──────── RAW DATA

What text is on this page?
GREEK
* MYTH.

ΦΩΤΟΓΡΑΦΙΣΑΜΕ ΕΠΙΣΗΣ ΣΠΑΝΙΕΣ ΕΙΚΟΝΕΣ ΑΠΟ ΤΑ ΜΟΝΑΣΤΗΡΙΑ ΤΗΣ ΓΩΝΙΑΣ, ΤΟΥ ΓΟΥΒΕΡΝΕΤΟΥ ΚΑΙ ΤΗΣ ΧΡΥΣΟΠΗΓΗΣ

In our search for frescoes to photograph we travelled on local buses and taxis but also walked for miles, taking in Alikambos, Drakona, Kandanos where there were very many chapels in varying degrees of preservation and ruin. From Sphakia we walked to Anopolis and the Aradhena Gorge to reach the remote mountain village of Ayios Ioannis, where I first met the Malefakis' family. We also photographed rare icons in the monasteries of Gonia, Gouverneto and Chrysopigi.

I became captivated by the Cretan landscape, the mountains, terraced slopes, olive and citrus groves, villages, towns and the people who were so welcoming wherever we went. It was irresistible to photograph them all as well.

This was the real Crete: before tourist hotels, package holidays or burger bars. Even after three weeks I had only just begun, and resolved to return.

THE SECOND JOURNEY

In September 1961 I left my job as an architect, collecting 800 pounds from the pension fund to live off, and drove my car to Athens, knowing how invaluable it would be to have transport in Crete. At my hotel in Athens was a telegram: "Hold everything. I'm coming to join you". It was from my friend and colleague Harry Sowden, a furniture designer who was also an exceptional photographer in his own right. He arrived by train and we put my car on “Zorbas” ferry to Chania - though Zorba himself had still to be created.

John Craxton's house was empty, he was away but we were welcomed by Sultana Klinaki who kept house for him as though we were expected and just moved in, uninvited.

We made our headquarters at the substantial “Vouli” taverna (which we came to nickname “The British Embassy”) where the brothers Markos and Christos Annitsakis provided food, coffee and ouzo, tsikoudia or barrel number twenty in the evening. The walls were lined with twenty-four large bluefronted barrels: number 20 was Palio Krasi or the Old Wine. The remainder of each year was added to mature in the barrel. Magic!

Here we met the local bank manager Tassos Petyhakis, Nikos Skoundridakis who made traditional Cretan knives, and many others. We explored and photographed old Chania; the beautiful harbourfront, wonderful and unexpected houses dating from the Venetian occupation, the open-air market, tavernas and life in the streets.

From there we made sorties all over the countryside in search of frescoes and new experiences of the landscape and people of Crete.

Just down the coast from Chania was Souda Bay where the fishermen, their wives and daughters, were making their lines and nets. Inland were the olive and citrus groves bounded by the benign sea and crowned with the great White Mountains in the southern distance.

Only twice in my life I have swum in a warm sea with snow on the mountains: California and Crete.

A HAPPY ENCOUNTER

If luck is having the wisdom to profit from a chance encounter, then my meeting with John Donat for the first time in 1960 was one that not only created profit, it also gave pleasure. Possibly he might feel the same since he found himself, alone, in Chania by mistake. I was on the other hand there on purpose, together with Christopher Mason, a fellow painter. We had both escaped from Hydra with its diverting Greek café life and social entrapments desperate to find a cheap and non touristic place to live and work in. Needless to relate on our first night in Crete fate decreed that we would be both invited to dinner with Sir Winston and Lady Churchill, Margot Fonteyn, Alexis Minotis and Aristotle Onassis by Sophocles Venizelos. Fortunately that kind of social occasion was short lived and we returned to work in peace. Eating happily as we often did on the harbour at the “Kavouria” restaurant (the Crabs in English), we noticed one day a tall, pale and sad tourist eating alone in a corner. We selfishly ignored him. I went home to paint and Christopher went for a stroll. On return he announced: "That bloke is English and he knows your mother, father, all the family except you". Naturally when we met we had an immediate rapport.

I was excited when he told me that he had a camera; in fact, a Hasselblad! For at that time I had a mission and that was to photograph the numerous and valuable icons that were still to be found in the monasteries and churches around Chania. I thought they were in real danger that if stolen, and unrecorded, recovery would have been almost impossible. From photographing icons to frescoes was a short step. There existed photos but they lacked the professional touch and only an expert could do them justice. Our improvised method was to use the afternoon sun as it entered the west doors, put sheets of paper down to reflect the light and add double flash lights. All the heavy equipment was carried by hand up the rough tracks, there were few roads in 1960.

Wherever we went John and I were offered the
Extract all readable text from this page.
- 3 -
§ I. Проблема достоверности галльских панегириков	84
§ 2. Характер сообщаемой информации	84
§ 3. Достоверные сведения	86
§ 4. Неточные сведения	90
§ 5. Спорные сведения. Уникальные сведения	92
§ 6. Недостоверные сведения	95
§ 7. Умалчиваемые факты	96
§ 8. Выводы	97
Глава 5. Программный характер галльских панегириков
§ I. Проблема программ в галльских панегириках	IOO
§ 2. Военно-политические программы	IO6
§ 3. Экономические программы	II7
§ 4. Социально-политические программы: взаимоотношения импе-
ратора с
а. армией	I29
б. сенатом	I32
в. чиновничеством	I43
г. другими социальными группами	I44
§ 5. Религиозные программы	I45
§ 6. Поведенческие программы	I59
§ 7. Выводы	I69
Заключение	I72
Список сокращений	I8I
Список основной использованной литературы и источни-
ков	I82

────────────────

== WORK TO COMPLETE ==
Return exactly the lines of the data, and only those, from the line with "Extract all readable text from this page." through the last line, inclusive.

== FINAL ANSWER ==
Extract all readable text from this page.
- 3 -
§ I. Проблема достоверности галльских панегириков	84
§ 2. Характер сообщаемой информации	84
§ 3. Достоверные сведения	86
§ 4. Неточные сведения	90
§ 5. Спорные сведения. Уникальные сведения	92
§ 6. Недостоверные сведения	95
§ 7. Умалчиваемые факты	96
§ 8. Выводы	97
Глава 5. Программный характер галльских панегириков
§ I. Проблема программ в галльских панегириках	IOO
§ 2. Военно-политические программы	IO6
§ 3. Экономические программы	II7
§ 4. Социально-политические программы: взаимоотношения импе-
ратора с
а. армией	I29
б. сенатом	I32
в. чиновничеством	I43
г. другими социальными группами	I44
§ 5. Религиозные программы	I45
§ 6. Поведенческие программы	I59
§ 7. Выводы	I69
Заключение	I72
Список сокращений	I8I
Список основной использованной литературы и источни-
ков	I82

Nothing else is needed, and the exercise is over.